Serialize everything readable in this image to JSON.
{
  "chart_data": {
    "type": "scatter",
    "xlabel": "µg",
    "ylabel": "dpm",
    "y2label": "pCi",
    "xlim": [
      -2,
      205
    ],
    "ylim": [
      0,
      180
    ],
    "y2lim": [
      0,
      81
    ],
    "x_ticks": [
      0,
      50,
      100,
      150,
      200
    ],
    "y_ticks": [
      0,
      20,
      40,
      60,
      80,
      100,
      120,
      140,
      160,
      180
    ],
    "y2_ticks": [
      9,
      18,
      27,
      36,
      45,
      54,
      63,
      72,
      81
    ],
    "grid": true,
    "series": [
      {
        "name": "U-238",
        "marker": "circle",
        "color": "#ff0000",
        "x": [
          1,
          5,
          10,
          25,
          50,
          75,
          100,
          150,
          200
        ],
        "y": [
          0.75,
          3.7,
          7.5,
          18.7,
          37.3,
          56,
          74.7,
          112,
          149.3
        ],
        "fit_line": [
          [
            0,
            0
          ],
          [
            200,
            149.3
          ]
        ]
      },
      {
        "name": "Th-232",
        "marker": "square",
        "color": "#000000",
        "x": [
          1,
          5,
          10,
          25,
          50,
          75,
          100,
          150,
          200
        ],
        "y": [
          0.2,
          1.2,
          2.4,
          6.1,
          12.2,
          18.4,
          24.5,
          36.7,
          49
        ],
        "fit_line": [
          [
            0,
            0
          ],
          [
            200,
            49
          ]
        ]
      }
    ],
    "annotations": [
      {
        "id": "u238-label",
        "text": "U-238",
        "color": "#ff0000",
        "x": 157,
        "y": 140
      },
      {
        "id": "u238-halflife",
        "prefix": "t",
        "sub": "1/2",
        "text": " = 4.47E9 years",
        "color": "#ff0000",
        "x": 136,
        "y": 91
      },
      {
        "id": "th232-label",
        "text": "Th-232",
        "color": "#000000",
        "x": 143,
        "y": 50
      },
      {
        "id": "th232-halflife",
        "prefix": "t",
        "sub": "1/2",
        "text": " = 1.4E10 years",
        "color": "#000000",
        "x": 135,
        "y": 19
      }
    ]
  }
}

•••••

▶ _Goal_: Please output the entries above, every line exactly as it reads.

▶ _Written reply_:
Serialize everything readable in this image to JSON.
{
  "chart_data": {
    "type": "scatter",
    "xlabel": "µg",
    "ylabel": "dpm",
    "y2label": "pCi",
    "xlim": [
      -2,
      205
    ],
    "ylim": [
      0,
      180
    ],
    "y2lim": [
      0,
      81
    ],
    "x_ticks": [
      0,
      50,
      100,
      150,
      200
    ],
    "y_ticks": [
      0,
      20,
      40,
      60,
      80,
      100,
      120,
      140,
      160,
      180
    ],
    "y2_ticks": [
      9,
      18,
      27,
      36,
      45,
      54,
      63,
      72,
      81
    ],
    "grid": true,
    "series": [
      {
        "name": "U-238",
        "marker": "circle",
        "color": "#ff0000",
        "x": [
          1,
          5,
          10,
          25,
          50,
          75,
          100,
          150,
          200
        ],
        "y": [
          0.75,
          3.7,
          7.5,
          18.7,
          37.3,
          56,
          74.7,
          112,
          149.3
        ],
        "fit_line": [
          [
            0,
            0
          ],
          [
            200,
            149.3
          ]
        ]
      },
      {
        "name": "Th-232",
        "marker": "square",
        "color": "#000000",
        "x": [
          1,
          5,
          10,
          25,
          50,
          75,
          100,
          150,
          200
        ],
        "y": [
          0.2,
          1.2,
          2.4,
          6.1,
          12.2,
          18.4,
          24.5,
          36.7,
          49
        ],
        "fit_line": [
          [
            0,
            0
          ],
          [
            200,
            49
          ]
        ]
      }
    ],
    "annotations": [
      {
        "id": "u238-label",
        "text": "U-238",
        "color": "#ff0000",
        "x": 157,
        "y": 140
      },
      {
        "id": "u238-halflife",
        "prefix": "t",
        "sub": "1/2",
        "text": " = 4.47E9 years",
        "color": "#ff0000",
        "x": 136,
        "y": 91
      },
      {
        "id": "th232-label",
        "text": "Th-232",
        "color": "#000000",
        "x": 143,
        "y": 50
      },
      {
        "id": "th232-halflife",
        "prefix": "t",
        "sub": "1/2",
        "text": " = 1.4E10 years",
        "color": "#000000",
        "x": 135,
        "y": 19
      }
    ]
  }
}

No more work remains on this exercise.